====== Data to process ======
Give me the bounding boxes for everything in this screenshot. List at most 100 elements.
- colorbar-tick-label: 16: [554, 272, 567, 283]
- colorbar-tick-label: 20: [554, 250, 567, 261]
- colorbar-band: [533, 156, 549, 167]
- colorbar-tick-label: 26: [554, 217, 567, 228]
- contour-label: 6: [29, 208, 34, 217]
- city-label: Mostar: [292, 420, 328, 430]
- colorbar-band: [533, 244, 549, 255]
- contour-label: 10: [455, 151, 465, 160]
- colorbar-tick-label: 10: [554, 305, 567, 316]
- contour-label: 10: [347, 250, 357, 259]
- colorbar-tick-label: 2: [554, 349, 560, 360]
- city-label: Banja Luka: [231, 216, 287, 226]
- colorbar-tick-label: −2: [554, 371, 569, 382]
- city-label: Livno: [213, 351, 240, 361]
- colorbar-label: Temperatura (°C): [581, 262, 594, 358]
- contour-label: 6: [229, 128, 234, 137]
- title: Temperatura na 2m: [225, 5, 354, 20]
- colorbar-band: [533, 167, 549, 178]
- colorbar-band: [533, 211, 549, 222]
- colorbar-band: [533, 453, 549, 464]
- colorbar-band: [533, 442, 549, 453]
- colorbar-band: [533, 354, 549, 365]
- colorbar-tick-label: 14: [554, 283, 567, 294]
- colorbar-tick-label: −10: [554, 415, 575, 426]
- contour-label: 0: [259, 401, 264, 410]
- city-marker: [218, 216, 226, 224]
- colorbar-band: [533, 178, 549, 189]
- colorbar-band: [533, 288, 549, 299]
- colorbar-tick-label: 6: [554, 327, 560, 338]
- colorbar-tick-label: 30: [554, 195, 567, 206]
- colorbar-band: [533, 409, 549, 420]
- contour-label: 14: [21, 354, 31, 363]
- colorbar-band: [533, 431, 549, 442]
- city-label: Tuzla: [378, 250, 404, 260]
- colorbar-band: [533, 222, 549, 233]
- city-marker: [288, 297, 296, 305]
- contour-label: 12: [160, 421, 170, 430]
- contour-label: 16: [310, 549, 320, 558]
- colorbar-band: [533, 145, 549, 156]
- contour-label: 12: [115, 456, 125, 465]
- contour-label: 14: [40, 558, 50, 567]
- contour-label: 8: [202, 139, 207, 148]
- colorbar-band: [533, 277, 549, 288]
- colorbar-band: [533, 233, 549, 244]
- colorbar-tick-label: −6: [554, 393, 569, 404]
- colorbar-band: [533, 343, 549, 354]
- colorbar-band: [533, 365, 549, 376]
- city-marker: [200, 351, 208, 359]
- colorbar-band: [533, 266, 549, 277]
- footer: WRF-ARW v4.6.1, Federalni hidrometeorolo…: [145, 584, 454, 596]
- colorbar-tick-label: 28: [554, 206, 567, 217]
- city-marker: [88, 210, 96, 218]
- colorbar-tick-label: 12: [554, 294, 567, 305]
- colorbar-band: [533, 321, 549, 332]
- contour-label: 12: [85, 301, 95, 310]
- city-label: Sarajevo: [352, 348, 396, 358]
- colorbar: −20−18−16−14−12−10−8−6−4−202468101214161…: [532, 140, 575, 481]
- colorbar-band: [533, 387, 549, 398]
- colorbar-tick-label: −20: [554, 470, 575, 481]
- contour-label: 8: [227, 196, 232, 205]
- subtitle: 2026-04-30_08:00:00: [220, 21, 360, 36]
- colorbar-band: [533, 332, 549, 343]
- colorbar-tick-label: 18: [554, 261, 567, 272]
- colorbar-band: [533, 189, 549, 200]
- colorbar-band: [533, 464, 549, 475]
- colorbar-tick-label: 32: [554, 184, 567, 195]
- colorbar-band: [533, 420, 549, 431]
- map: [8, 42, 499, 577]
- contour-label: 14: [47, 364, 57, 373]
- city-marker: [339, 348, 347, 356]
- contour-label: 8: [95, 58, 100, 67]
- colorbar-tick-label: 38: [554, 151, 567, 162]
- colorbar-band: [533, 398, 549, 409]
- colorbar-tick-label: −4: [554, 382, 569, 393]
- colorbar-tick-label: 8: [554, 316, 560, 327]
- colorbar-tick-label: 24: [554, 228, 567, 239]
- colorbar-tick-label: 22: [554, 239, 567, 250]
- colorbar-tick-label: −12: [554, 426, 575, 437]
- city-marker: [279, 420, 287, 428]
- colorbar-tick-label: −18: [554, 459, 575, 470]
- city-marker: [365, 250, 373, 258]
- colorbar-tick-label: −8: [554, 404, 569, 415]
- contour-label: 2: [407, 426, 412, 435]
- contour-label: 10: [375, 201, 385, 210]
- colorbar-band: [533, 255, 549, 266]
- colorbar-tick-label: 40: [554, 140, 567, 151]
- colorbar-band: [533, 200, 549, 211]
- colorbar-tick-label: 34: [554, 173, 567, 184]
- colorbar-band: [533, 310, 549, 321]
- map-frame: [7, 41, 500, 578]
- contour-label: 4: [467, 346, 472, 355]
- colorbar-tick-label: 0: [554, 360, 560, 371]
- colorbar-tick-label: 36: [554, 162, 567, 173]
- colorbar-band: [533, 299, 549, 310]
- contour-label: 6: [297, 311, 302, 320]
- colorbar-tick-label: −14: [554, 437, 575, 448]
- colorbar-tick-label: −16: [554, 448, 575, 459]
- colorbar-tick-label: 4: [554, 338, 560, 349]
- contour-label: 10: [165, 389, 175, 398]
======
> Aim of the exercise: Write out again, without any change, the items above from their very first line up to and including the line that contains "- contour-label: 10: [347, 250, 357, 259]".

> Correct answer:
Give me the bounding boxes for everything in this screenshot. List at most 100 elements.
- colorbar-tick-label: 16: [554, 272, 567, 283]
- colorbar-tick-label: 20: [554, 250, 567, 261]
- colorbar-band: [533, 156, 549, 167]
- colorbar-tick-label: 26: [554, 217, 567, 228]
- contour-label: 6: [29, 208, 34, 217]
- city-label: Mostar: [292, 420, 328, 430]
- colorbar-band: [533, 244, 549, 255]
- contour-label: 10: [455, 151, 465, 160]
- colorbar-tick-label: 10: [554, 305, 567, 316]
- contour-label: 10: [347, 250, 357, 259]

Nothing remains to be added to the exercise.